What to do: Find the lines that hold "OpenWebText". Report only how many there are.

Extracted entries:

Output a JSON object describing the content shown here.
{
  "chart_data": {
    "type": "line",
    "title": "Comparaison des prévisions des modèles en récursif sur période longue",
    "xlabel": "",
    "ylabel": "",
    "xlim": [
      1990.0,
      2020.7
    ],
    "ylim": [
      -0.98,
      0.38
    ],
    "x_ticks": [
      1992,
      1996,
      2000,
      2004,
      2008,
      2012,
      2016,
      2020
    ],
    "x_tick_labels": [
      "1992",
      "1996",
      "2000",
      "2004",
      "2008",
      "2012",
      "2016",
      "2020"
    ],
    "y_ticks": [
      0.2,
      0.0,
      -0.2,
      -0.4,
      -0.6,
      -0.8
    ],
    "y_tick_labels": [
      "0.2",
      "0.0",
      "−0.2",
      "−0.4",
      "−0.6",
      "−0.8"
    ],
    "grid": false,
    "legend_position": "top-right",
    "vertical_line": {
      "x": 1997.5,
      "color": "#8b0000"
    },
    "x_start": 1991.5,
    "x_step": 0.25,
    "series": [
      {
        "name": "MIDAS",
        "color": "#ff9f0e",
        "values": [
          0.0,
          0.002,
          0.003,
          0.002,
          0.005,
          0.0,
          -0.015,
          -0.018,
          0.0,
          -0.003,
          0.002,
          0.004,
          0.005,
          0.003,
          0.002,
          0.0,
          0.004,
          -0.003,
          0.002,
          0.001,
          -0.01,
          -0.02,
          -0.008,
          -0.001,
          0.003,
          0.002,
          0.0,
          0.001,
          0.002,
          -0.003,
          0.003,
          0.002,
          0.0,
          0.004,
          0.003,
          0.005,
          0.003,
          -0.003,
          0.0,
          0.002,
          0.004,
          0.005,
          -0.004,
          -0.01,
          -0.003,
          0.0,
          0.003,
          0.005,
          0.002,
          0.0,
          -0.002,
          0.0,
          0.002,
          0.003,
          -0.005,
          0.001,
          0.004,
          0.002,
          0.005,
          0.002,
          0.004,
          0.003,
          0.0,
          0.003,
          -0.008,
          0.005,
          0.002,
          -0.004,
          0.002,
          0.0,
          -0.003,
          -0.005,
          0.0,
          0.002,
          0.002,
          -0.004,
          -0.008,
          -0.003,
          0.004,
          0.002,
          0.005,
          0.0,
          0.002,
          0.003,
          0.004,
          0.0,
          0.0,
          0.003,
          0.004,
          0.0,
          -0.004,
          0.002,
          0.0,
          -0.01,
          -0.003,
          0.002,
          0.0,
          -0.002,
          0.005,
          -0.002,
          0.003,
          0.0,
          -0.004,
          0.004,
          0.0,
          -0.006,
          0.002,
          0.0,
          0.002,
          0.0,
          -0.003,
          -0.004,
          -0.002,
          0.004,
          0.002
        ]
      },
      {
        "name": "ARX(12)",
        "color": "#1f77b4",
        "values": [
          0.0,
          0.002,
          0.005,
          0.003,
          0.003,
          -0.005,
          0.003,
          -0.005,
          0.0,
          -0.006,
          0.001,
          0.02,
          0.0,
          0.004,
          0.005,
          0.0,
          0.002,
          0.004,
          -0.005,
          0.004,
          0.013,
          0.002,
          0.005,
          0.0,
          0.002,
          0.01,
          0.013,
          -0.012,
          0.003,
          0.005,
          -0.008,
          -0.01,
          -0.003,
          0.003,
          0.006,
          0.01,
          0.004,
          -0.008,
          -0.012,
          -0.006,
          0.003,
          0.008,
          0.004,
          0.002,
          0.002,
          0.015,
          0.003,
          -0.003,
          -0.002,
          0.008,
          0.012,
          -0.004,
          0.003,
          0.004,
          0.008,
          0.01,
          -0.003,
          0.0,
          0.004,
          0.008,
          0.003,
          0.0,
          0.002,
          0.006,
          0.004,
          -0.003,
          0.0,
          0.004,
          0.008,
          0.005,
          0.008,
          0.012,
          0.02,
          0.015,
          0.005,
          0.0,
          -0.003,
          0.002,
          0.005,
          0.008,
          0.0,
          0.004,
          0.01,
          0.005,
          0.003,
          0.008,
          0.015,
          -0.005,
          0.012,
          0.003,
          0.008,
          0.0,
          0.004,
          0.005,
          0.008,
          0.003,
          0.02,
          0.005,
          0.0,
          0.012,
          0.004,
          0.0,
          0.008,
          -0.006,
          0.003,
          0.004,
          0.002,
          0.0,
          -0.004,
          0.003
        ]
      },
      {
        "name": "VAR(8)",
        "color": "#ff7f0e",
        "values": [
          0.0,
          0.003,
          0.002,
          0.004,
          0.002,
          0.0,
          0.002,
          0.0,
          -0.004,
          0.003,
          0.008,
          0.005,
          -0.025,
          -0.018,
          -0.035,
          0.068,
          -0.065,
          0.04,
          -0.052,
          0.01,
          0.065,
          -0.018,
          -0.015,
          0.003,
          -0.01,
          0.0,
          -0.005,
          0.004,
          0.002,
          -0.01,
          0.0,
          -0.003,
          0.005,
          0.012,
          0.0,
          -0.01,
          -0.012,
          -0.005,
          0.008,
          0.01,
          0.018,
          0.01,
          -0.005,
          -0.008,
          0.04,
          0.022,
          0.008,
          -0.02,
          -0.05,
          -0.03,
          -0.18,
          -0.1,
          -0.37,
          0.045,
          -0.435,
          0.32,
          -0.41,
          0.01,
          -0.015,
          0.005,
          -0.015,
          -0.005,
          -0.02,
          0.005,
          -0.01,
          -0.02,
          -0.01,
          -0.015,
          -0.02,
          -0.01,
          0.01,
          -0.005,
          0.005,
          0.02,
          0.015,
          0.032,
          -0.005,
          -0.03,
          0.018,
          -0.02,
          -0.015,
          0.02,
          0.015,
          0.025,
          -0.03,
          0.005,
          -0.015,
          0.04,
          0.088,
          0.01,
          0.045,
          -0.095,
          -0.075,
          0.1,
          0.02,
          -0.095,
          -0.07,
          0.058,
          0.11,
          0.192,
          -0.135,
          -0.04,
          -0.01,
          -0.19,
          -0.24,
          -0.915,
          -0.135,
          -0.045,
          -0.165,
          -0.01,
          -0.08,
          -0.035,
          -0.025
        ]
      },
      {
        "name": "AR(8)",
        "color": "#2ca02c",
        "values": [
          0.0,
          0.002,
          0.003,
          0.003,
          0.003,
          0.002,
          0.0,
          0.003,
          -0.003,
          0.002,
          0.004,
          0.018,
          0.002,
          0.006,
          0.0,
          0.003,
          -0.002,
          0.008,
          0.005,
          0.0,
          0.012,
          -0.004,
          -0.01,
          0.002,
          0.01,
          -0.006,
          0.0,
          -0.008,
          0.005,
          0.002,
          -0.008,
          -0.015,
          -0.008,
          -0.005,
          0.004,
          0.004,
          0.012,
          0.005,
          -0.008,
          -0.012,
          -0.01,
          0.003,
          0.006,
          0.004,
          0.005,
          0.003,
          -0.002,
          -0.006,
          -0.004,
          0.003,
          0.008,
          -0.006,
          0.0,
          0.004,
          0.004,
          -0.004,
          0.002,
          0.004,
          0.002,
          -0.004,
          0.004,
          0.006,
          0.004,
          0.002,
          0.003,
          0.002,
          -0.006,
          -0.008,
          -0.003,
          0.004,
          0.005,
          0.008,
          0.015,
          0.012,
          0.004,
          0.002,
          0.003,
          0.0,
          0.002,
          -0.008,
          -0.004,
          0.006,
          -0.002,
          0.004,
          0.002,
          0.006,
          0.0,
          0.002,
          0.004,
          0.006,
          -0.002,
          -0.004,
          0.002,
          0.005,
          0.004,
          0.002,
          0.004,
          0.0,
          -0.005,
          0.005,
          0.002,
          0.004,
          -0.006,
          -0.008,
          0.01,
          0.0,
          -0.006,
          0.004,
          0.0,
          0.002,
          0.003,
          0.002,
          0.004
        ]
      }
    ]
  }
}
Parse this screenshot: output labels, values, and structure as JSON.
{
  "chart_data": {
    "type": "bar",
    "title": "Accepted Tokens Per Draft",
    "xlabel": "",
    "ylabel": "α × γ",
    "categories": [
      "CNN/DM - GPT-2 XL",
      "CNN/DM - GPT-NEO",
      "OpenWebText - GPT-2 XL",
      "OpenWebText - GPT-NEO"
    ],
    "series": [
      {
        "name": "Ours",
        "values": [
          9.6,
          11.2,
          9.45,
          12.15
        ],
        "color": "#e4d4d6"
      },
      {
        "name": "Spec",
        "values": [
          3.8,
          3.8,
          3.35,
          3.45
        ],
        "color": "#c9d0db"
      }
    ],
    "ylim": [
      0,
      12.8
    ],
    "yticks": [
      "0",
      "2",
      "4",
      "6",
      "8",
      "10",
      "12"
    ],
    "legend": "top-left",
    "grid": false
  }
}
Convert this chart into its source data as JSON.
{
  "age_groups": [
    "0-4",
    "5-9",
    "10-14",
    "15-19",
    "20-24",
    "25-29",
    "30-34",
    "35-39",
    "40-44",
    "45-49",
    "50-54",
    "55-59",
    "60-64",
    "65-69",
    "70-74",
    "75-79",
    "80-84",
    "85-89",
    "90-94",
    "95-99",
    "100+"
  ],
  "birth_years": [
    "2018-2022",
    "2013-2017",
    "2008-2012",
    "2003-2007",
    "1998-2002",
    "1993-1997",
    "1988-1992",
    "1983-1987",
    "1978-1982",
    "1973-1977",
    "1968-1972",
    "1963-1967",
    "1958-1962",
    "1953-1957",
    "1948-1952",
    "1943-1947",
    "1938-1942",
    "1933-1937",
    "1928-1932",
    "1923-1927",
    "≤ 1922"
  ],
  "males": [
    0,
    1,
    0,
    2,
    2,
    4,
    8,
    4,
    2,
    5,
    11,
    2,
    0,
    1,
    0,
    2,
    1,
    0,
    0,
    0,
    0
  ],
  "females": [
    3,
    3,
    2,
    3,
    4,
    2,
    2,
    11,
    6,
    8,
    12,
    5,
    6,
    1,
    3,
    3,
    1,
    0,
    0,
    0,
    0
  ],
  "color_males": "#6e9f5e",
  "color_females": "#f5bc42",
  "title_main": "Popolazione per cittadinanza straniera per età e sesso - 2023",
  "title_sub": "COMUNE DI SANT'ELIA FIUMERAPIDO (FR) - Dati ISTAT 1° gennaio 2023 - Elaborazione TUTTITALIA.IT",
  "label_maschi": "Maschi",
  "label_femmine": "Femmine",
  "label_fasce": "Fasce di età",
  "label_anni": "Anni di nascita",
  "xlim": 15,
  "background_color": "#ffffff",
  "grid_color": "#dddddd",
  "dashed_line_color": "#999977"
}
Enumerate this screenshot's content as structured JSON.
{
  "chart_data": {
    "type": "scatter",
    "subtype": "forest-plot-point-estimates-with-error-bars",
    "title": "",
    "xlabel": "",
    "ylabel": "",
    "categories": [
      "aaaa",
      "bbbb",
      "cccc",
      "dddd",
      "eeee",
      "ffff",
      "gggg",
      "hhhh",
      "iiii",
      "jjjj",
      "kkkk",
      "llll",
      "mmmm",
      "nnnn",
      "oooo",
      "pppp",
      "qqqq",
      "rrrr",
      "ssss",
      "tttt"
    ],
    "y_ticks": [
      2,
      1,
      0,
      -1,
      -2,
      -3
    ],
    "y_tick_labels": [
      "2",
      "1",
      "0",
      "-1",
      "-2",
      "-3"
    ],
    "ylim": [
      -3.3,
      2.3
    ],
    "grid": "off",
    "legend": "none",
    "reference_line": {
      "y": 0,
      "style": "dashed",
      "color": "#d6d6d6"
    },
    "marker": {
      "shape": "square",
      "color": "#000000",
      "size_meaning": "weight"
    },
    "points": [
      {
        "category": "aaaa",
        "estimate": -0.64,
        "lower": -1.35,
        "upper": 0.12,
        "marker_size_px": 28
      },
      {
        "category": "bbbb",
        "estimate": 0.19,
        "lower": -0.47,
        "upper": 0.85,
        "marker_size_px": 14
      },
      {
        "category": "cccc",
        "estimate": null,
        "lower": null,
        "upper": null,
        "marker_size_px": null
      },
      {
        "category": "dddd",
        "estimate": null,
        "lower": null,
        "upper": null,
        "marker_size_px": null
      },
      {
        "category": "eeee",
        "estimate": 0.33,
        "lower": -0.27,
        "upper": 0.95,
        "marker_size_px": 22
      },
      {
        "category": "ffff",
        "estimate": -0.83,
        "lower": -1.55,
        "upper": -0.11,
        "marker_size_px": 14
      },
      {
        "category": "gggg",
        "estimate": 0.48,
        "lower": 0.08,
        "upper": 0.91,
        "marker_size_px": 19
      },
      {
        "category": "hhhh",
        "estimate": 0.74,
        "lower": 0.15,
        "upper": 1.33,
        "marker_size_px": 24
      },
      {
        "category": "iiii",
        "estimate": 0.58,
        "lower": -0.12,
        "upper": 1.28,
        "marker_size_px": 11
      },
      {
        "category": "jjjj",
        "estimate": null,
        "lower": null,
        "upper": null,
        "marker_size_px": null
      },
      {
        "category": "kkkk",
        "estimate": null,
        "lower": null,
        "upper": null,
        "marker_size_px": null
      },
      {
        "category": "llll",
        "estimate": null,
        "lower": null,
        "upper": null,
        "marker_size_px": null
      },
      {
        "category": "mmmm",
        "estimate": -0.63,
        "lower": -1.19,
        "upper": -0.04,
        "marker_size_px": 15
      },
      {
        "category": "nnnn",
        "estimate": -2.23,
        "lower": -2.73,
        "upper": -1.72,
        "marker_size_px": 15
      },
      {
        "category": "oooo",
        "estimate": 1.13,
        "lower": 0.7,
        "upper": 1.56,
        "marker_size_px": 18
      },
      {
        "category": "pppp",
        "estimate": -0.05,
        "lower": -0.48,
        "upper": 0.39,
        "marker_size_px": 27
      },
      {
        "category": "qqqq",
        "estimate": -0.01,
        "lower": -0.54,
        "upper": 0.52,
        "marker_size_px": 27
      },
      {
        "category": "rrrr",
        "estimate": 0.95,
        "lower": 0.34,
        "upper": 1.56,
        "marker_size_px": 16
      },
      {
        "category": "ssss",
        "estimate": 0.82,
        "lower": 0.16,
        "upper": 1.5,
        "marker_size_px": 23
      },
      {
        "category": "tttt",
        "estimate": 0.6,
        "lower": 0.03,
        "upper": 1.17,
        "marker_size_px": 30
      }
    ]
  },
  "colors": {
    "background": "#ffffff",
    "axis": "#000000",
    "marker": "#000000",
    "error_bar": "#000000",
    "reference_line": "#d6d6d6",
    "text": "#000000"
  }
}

Output of the task: 2